Set exercise:
Locate each line below that includes "меня" and reproduce it.

(Collected data)

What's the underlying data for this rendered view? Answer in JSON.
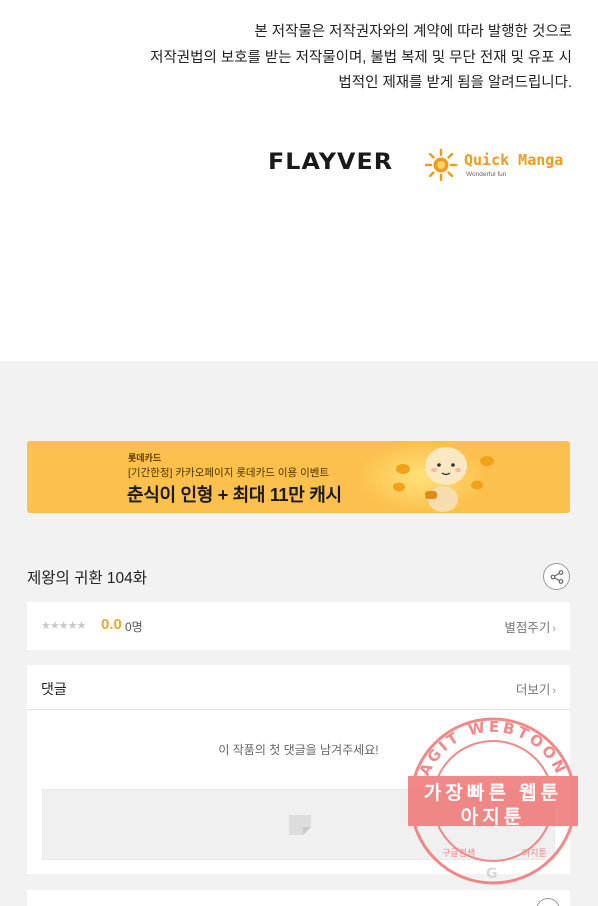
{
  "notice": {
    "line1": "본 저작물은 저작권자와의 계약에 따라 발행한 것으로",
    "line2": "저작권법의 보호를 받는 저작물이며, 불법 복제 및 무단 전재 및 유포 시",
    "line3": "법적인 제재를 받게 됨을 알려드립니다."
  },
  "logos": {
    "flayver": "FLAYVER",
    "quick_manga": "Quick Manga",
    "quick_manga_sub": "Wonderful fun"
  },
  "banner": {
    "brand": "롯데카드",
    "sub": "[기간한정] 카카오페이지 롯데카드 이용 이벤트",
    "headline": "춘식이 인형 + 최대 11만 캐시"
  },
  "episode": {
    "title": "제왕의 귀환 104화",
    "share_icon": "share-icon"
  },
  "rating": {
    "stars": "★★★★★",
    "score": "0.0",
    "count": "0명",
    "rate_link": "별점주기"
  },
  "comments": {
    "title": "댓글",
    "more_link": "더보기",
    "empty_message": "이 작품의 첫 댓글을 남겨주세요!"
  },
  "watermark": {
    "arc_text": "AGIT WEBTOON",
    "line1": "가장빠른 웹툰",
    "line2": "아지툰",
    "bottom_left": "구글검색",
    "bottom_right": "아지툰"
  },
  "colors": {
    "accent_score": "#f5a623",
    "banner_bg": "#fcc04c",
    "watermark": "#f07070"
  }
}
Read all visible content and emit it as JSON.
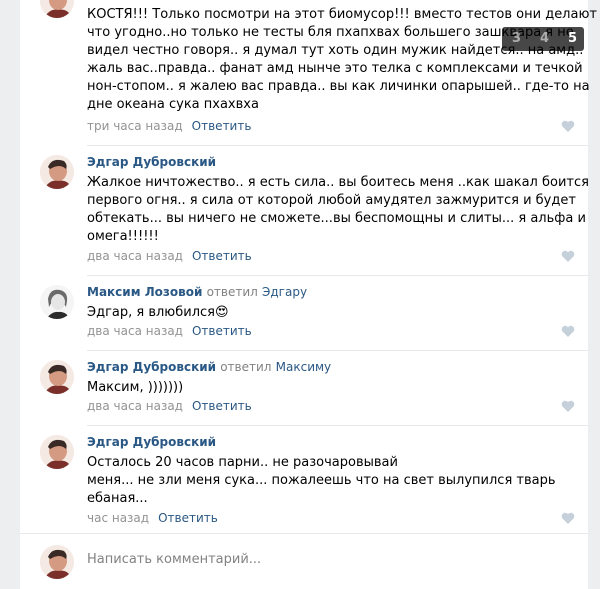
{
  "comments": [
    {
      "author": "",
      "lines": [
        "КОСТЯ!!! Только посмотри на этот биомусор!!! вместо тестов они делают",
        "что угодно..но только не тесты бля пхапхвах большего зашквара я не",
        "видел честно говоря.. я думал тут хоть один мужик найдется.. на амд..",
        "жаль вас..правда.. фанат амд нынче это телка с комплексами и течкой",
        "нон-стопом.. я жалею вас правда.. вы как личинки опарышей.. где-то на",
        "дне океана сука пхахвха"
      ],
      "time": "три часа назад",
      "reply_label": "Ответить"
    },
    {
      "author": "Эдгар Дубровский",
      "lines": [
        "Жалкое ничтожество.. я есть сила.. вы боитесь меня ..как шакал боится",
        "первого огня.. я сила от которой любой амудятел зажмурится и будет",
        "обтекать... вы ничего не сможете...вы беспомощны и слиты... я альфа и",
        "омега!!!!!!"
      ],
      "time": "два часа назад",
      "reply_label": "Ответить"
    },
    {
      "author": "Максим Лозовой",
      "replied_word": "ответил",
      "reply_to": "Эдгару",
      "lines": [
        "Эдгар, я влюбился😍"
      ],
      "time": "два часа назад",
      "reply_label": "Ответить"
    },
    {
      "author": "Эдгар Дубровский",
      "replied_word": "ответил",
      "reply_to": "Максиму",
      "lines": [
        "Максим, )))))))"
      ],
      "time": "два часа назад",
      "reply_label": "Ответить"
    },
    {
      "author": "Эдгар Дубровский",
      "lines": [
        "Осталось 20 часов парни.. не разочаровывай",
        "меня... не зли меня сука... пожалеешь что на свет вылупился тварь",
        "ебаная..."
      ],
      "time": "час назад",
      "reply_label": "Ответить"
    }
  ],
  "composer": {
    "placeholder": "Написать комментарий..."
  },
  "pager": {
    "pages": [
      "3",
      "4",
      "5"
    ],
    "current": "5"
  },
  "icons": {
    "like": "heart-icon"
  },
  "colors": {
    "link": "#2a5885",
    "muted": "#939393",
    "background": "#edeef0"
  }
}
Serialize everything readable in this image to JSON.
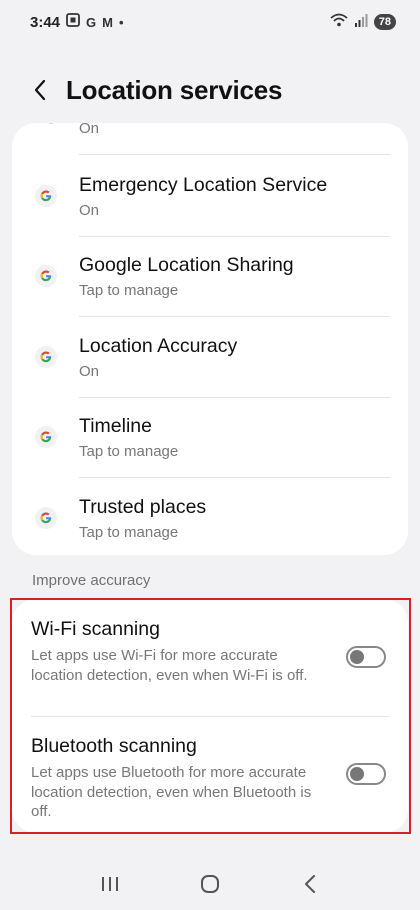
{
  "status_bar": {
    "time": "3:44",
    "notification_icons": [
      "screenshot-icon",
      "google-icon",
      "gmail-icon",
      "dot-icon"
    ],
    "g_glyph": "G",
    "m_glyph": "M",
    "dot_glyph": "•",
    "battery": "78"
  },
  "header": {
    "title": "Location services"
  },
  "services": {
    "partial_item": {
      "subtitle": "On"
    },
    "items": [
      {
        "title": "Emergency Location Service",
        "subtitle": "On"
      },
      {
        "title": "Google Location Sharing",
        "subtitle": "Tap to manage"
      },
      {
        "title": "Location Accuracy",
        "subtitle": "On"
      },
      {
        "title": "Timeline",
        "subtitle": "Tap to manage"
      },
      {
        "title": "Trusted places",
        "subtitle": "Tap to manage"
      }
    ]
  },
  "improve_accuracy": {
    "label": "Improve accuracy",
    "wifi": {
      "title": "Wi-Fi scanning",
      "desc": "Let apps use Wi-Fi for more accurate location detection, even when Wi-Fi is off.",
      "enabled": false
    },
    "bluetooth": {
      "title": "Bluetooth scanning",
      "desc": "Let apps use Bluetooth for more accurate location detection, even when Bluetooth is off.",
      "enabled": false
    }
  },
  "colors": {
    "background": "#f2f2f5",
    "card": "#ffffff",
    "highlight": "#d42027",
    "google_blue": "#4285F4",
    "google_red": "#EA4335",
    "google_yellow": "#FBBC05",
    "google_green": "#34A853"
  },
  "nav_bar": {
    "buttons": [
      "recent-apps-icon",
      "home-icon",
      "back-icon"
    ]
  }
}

Output of the exercise:
        "Жалкое ничтожество.. я есть сила.. вы боитесь меня ..как шакал боится",
        "меня... не зли меня сука... пожалеешь что на свет вылупился тварь",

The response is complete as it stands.